Print the data exactly, leaving nothing out.

Extracted data entries
-=-=-=-=-

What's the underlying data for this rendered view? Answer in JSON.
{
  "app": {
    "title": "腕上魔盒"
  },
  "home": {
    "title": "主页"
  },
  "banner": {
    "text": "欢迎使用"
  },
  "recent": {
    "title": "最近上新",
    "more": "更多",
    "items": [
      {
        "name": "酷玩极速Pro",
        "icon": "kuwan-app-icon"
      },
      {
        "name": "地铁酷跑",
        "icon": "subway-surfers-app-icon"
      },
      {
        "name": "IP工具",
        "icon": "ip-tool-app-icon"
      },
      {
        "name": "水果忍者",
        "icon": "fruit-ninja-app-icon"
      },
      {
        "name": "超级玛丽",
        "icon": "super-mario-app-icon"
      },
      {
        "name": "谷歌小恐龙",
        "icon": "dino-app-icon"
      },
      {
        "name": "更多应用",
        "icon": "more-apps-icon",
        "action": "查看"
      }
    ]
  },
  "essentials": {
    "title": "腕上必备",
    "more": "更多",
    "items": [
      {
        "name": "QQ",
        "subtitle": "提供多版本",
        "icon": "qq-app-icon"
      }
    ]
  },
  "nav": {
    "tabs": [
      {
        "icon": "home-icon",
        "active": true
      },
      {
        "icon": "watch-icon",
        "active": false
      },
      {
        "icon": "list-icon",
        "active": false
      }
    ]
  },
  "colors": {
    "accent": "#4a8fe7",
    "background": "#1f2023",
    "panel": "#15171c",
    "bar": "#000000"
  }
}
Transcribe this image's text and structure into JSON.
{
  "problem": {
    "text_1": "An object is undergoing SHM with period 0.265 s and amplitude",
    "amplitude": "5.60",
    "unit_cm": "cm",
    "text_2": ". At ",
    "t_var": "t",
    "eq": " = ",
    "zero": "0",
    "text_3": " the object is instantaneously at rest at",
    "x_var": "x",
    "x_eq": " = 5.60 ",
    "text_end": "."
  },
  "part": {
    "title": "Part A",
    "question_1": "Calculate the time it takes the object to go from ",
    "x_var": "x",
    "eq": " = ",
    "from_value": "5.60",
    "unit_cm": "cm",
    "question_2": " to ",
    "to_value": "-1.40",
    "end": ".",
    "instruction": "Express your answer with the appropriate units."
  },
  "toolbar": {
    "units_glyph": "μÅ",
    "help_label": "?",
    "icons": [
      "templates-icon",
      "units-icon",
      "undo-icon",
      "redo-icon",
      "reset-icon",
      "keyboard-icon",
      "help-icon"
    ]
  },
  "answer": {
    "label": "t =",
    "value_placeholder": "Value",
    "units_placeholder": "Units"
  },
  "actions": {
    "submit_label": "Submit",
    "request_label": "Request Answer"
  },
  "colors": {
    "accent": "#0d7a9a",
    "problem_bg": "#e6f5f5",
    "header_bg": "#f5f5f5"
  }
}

-=-=-=-=-

• _TASK ANSWER_:
What's the underlying data for this rendered view? Answer in JSON.
{
  "app": {
    "title": "腕上魔盒"
  },
  "home": {
    "title": "主页"
  },
  "banner": {
    "text": "欢迎使用"
  },
  "recent": {
    "title": "最近上新",
    "more": "更多",
    "items": [
      {
        "name": "酷玩极速Pro",
        "icon": "kuwan-app-icon"
      },
      {
        "name": "地铁酷跑",
        "icon": "subway-surfers-app-icon"
      },
      {
        "name": "IP工具",
        "icon": "ip-tool-app-icon"
      },
      {
        "name": "水果忍者",
        "icon": "fruit-ninja-app-icon"
      },
      {
        "name": "超级玛丽",
        "icon": "super-mario-app-icon"
      },
      {
        "name": "谷歌小恐龙",
        "icon": "dino-app-icon"
      },
      {
        "name": "更多应用",
        "icon": "more-apps-icon",
        "action": "查看"
      }
    ]
  },
  "essentials": {
    "title": "腕上必备",
    "more": "更多",
    "items": [
      {
        "name": "QQ",
        "subtitle": "提供多版本",
        "icon": "qq-app-icon"
      }
    ]
  },
  "nav": {
    "tabs": [
      {
        "icon": "home-icon",
        "active": true
      },
      {
        "icon": "watch-icon",
        "active": false
      },
      {
        "icon": "list-icon",
        "active": false
      }
    ]
  },
  "colors": {
    "accent": "#4a8fe7",
    "background": "#1f2023",
    "panel": "#15171c",
    "bar": "#000000"
  }
}
Transcribe this image's text and structure into JSON.
{
  "problem": {
    "text_1": "An object is undergoing SHM with period 0.265 s and amplitude",
    "amplitude": "5.60",
    "unit_cm": "cm",
    "text_2": ". At ",
    "t_var": "t",
    "eq": " = ",
    "zero": "0",
    "text_3": " the object is instantaneously at rest at",
    "x_var": "x",
    "x_eq": " = 5.60 ",
    "text_end": "."
  },
  "part": {
    "title": "Part A",
    "question_1": "Calculate the time it takes the object to go from ",
    "x_var": "x",
    "eq": " = ",
    "from_value": "5.60",
    "unit_cm": "cm",
    "question_2": " to ",
    "to_value": "-1.40",
    "end": ".",
    "instruction": "Express your answer with the appropriate units."
  },
  "toolbar": {
    "units_glyph": "μÅ",
    "help_label": "?",
    "icons": [
      "templates-icon",
      "units-icon",
      "undo-icon",
      "redo-icon",
      "reset-icon",
      "keyboard-icon",
      "help-icon"
    ]
  },
  "answer": {
    "label": "t =",
    "value_placeholder": "Value",
    "units_placeholder": "Units"
  },
  "actions": {
    "submit_label": "Submit",
    "request_label": "Request Answer"
  },
  "colors": {
    "accent": "#0d7a9a",
    "problem_bg": "#e6f5f5",
    "header_bg": "#f5f5f5"
  }
}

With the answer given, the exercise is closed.